[Dataset items]
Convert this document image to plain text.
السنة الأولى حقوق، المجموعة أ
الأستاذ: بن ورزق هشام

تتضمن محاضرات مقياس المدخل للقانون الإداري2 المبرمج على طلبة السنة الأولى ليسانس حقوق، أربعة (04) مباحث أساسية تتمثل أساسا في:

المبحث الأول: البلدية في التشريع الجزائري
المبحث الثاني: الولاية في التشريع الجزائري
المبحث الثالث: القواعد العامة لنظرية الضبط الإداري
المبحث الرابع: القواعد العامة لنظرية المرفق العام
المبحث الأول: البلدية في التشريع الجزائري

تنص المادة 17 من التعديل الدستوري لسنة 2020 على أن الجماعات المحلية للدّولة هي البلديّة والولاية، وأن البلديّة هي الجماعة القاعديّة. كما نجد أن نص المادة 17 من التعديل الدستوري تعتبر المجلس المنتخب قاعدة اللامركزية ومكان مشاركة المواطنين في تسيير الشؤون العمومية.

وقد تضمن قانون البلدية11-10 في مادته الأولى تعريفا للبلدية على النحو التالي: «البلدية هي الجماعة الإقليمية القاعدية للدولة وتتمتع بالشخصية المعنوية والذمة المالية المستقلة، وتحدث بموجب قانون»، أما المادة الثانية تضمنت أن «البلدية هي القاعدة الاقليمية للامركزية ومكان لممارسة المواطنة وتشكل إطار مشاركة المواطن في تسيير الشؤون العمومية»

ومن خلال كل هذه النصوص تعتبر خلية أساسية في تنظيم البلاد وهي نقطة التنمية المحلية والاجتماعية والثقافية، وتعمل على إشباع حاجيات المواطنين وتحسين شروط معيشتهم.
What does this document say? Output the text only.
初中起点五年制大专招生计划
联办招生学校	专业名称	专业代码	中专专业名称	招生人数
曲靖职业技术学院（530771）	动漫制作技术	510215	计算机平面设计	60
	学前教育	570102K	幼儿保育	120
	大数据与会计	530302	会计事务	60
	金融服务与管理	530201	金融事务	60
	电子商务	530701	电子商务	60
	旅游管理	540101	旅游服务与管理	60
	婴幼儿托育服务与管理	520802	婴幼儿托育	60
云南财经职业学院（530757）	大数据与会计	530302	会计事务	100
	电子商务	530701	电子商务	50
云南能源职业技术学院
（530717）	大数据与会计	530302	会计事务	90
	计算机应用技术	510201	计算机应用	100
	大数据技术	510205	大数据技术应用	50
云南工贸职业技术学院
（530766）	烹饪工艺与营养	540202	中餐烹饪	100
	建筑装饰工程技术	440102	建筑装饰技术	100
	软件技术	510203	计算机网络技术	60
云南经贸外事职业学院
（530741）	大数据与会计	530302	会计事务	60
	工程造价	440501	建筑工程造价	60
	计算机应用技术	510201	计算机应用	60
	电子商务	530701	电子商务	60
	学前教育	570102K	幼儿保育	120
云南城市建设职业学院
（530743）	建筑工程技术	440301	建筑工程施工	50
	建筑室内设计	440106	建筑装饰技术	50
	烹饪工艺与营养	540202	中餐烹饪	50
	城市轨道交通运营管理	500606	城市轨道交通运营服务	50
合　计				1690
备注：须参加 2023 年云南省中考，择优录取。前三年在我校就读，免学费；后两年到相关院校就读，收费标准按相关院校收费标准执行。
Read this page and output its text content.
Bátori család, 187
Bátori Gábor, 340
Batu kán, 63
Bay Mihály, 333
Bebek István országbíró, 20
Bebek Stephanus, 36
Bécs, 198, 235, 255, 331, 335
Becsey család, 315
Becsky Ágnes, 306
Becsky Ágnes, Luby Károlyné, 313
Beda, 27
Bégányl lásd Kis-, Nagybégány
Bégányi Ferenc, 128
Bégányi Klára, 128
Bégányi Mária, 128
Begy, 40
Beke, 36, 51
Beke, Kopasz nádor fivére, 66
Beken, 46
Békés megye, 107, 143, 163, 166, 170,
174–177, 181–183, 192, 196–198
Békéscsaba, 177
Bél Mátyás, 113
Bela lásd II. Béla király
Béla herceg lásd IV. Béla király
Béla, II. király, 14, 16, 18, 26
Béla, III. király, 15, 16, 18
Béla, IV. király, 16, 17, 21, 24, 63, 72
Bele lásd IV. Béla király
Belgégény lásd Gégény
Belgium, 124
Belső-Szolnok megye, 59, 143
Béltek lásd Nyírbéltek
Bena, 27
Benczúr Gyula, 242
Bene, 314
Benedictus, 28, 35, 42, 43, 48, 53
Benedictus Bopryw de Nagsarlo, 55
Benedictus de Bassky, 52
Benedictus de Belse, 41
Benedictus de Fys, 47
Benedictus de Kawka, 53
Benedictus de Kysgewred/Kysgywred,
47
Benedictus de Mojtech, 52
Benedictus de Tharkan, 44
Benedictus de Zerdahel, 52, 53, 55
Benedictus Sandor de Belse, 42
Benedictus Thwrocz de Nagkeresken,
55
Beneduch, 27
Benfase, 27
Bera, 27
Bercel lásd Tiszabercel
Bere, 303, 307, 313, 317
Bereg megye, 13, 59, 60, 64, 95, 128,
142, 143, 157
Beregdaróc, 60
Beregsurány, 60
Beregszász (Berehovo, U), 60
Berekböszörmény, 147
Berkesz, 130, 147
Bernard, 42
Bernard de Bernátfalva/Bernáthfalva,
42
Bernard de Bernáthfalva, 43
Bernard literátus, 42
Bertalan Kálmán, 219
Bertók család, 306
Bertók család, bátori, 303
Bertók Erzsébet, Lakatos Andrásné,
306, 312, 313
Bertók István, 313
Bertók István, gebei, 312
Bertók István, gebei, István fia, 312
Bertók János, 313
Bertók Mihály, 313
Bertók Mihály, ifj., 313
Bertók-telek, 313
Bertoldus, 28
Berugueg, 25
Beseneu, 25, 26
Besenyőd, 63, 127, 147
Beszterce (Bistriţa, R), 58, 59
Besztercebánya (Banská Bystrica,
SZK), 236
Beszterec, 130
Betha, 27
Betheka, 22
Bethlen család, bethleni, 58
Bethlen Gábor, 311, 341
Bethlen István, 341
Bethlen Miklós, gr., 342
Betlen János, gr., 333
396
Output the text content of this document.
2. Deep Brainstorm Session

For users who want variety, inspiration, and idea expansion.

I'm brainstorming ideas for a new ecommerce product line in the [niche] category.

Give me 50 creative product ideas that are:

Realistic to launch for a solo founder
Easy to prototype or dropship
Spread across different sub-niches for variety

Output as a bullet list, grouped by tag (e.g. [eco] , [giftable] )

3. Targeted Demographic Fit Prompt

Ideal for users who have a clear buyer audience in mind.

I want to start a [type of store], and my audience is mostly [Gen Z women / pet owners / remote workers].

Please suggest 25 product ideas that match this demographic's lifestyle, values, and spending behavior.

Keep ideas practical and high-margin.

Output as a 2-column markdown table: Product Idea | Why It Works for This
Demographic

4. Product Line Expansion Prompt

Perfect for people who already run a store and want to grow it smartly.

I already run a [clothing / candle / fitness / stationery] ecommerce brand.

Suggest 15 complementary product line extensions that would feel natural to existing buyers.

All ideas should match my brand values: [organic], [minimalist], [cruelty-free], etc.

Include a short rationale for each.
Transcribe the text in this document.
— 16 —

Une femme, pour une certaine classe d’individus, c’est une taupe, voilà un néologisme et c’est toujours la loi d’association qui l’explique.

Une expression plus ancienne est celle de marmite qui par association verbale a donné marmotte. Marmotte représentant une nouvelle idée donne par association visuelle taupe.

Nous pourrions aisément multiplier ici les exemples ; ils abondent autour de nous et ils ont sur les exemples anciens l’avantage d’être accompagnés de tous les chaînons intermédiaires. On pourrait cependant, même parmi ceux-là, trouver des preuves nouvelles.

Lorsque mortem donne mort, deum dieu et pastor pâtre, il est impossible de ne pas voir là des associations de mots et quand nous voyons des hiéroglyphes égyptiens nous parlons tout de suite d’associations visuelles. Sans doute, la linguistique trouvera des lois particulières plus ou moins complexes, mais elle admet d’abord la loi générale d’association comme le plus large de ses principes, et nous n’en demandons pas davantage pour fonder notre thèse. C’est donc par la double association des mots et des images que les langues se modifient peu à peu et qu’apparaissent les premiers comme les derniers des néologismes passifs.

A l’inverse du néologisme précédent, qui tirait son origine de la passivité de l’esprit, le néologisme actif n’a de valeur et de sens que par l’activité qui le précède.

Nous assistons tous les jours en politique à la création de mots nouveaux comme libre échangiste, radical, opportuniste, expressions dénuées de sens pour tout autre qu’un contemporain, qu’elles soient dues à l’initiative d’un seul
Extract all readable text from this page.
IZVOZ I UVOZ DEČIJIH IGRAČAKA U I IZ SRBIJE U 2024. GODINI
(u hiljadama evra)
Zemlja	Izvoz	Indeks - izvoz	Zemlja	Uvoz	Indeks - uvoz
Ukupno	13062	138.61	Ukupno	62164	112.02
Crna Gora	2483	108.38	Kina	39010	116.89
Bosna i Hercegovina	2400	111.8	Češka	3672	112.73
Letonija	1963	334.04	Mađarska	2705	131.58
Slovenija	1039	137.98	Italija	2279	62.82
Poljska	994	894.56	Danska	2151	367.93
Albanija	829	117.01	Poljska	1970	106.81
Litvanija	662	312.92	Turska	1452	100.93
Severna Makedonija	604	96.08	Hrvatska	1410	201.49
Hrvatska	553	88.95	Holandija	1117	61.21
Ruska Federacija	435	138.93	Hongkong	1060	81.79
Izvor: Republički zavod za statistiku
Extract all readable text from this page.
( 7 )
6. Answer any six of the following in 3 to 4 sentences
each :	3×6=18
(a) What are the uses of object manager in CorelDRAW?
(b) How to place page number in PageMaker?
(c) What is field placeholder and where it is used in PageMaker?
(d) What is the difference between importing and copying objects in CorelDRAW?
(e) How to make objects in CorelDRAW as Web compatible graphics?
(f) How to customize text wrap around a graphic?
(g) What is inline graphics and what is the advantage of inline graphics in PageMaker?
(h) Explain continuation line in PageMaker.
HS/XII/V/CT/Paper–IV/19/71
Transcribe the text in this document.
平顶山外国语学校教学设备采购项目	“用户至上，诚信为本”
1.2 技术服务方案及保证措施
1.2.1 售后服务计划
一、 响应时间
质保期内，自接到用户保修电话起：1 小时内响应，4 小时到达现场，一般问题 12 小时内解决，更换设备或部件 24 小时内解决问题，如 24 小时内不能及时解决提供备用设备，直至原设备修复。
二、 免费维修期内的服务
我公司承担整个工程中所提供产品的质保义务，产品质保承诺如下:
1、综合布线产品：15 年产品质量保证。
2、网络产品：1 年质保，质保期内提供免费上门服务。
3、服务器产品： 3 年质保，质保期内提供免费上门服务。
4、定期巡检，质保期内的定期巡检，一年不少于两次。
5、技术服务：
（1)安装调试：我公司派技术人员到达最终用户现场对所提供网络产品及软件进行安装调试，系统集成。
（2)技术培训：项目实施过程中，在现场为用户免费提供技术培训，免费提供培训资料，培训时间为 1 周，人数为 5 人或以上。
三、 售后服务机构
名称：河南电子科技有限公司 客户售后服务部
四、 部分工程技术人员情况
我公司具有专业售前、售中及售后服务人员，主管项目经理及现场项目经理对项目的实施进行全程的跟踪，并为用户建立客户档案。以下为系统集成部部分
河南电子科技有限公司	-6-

WRITTEN EXERCISE
Check each line of the listing above for the string "建筑装饰技术", then report only how many lines have it.

CORRECT OUTPUT
2